- Supplied records
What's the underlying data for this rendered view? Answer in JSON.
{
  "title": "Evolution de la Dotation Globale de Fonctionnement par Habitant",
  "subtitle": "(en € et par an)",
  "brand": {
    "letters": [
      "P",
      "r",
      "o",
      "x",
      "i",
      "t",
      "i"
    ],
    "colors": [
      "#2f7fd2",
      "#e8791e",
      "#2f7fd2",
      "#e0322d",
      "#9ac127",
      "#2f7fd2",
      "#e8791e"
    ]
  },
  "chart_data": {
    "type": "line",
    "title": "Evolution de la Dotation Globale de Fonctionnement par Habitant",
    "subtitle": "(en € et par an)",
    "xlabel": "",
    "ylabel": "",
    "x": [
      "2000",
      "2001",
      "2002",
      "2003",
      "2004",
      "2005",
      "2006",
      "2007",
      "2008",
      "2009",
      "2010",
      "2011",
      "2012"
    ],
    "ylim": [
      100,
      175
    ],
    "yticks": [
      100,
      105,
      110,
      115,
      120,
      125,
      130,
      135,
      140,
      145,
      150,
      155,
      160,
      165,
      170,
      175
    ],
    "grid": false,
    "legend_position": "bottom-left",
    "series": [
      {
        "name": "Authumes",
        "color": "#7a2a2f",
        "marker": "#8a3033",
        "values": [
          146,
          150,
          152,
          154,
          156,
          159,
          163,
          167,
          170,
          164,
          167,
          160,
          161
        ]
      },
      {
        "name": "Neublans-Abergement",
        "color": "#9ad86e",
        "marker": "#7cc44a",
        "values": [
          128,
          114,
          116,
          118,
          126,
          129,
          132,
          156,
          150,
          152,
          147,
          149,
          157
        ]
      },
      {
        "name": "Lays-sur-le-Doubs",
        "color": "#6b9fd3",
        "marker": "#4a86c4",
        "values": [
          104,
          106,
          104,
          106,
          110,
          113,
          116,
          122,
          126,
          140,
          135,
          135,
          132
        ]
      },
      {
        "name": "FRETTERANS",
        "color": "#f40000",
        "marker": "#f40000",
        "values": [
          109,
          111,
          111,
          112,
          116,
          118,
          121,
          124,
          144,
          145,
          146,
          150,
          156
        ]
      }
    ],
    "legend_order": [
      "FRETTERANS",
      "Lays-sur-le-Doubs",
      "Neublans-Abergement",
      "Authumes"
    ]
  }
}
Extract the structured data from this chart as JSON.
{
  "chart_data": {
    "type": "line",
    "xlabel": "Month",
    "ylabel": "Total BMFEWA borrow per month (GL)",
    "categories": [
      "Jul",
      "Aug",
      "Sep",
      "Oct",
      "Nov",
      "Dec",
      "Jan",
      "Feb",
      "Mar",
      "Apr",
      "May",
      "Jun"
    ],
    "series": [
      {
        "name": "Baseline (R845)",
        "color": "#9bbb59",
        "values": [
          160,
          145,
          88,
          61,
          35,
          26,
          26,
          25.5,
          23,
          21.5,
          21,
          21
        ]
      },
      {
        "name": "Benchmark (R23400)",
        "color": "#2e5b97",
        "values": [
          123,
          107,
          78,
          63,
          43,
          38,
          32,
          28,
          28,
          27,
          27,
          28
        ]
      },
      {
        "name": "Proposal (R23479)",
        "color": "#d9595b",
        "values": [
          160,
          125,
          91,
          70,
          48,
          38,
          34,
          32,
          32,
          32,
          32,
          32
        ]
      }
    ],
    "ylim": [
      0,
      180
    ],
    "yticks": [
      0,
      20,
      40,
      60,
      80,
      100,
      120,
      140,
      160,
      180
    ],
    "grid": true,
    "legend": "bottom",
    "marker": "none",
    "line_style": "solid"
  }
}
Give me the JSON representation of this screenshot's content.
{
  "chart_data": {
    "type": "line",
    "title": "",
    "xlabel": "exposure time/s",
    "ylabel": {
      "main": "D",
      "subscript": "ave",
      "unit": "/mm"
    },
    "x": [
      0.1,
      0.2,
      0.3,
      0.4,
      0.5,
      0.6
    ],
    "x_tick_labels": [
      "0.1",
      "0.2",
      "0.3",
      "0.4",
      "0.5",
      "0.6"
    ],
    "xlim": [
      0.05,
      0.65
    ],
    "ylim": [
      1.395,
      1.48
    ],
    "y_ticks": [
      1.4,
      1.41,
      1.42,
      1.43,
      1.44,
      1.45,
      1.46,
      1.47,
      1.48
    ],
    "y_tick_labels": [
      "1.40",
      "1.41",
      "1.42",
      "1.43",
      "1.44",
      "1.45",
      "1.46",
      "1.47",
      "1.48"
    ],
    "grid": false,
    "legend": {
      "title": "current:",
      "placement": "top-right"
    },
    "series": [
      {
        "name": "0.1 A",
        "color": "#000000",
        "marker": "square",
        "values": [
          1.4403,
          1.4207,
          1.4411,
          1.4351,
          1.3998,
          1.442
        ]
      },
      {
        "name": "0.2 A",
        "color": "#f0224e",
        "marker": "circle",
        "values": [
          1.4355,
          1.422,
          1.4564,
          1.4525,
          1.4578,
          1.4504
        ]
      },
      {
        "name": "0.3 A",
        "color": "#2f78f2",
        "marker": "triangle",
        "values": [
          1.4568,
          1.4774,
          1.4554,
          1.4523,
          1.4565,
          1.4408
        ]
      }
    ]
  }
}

- Task brief
Output all of the data above without any alteration.

- Result for this task
What's the underlying data for this rendered view? Answer in JSON.
{
  "title": "Evolution de la Dotation Globale de Fonctionnement par Habitant",
  "subtitle": "(en € et par an)",
  "brand": {
    "letters": [
      "P",
      "r",
      "o",
      "x",
      "i",
      "t",
      "i"
    ],
    "colors": [
      "#2f7fd2",
      "#e8791e",
      "#2f7fd2",
      "#e0322d",
      "#9ac127",
      "#2f7fd2",
      "#e8791e"
    ]
  },
  "chart_data": {
    "type": "line",
    "title": "Evolution de la Dotation Globale de Fonctionnement par Habitant",
    "subtitle": "(en € et par an)",
    "xlabel": "",
    "ylabel": "",
    "x": [
      "2000",
      "2001",
      "2002",
      "2003",
      "2004",
      "2005",
      "2006",
      "2007",
      "2008",
      "2009",
      "2010",
      "2011",
      "2012"
    ],
    "ylim": [
      100,
      175
    ],
    "yticks": [
      100,
      105,
      110,
      115,
      120,
      125,
      130,
      135,
      140,
      145,
      150,
      155,
      160,
      165,
      170,
      175
    ],
    "grid": false,
    "legend_position": "bottom-left",
    "series": [
      {
        "name": "Authumes",
        "color": "#7a2a2f",
        "marker": "#8a3033",
        "values": [
          146,
          150,
          152,
          154,
          156,
          159,
          163,
          167,
          170,
          164,
          167,
          160,
          161
        ]
      },
      {
        "name": "Neublans-Abergement",
        "color": "#9ad86e",
        "marker": "#7cc44a",
        "values": [
          128,
          114,
          116,
          118,
          126,
          129,
          132,
          156,
          150,
          152,
          147,
          149,
          157
        ]
      },
      {
        "name": "Lays-sur-le-Doubs",
        "color": "#6b9fd3",
        "marker": "#4a86c4",
        "values": [
          104,
          106,
          104,
          106,
          110,
          113,
          116,
          122,
          126,
          140,
          135,
          135,
          132
        ]
      },
      {
        "name": "FRETTERANS",
        "color": "#f40000",
        "marker": "#f40000",
        "values": [
          109,
          111,
          111,
          112,
          116,
          118,
          121,
          124,
          144,
          145,
          146,
          150,
          156
        ]
      }
    ],
    "legend_order": [
      "FRETTERANS",
      "Lays-sur-le-Doubs",
      "Neublans-Abergement",
      "Authumes"
    ]
  }
}
Extract the structured data from this chart as JSON.
{
  "chart_data": {
    "type": "line",
    "xlabel": "Month",
    "ylabel": "Total BMFEWA borrow per month (GL)",
    "categories": [
      "Jul",
      "Aug",
      "Sep",
      "Oct",
      "Nov",
      "Dec",
      "Jan",
      "Feb",
      "Mar",
      "Apr",
      "May",
      "Jun"
    ],
    "series": [
      {
        "name": "Baseline (R845)",
        "color": "#9bbb59",
        "values": [
          160,
          145,
          88,
          61,
          35,
          26,
          26,
          25.5,
          23,
          21.5,
          21,
          21
        ]
      },
      {
        "name": "Benchmark (R23400)",
        "color": "#2e5b97",
        "values": [
          123,
          107,
          78,
          63,
          43,
          38,
          32,
          28,
          28,
          27,
          27,
          28
        ]
      },
      {
        "name": "Proposal (R23479)",
        "color": "#d9595b",
        "values": [
          160,
          125,
          91,
          70,
          48,
          38,
          34,
          32,
          32,
          32,
          32,
          32
        ]
      }
    ],
    "ylim": [
      0,
      180
    ],
    "yticks": [
      0,
      20,
      40,
      60,
      80,
      100,
      120,
      140,
      160,
      180
    ],
    "grid": true,
    "legend": "bottom",
    "marker": "none",
    "line_style": "solid"
  }
}
Give me the JSON representation of this screenshot's content.
{
  "chart_data": {
    "type": "line",
    "title": "",
    "xlabel": "exposure time/s",
    "ylabel": {
      "main": "D",
      "subscript": "ave",
      "unit": "/mm"
    },
    "x": [
      0.1,
      0.2,
      0.3,
      0.4,
      0.5,
      0.6
    ],
    "x_tick_labels": [
      "0.1",
      "0.2",
      "0.3",
      "0.4",
      "0.5",
      "0.6"
    ],
    "xlim": [
      0.05,
      0.65
    ],
    "ylim": [
      1.395,
      1.48
    ],
    "y_ticks": [
      1.4,
      1.41,
      1.42,
      1.43,
      1.44,
      1.45,
      1.46,
      1.47,
      1.48
    ],
    "y_tick_labels": [
      "1.40",
      "1.41",
      "1.42",
      "1.43",
      "1.44",
      "1.45",
      "1.46",
      "1.47",
      "1.48"
    ],
    "grid": false,
    "legend": {
      "title": "current:",
      "placement": "top-right"
    },
    "series": [
      {
        "name": "0.1 A",
        "color": "#000000",
        "marker": "square",
        "values": [
          1.4403,
          1.4207,
          1.4411,
          1.4351,
          1.3998,
          1.442
        ]
      },
      {
        "name": "0.2 A",
        "color": "#f0224e",
        "marker": "circle",
        "values": [
          1.4355,
          1.422,
          1.4564,
          1.4525,
          1.4578,
          1.4504
        ]
      },
      {
        "name": "0.3 A",
        "color": "#2f78f2",
        "marker": "triangle",
        "values": [
          1.4568,
          1.4774,
          1.4554,
          1.4523,
          1.4565,
          1.4408
        ]
      }
    ]
  }
}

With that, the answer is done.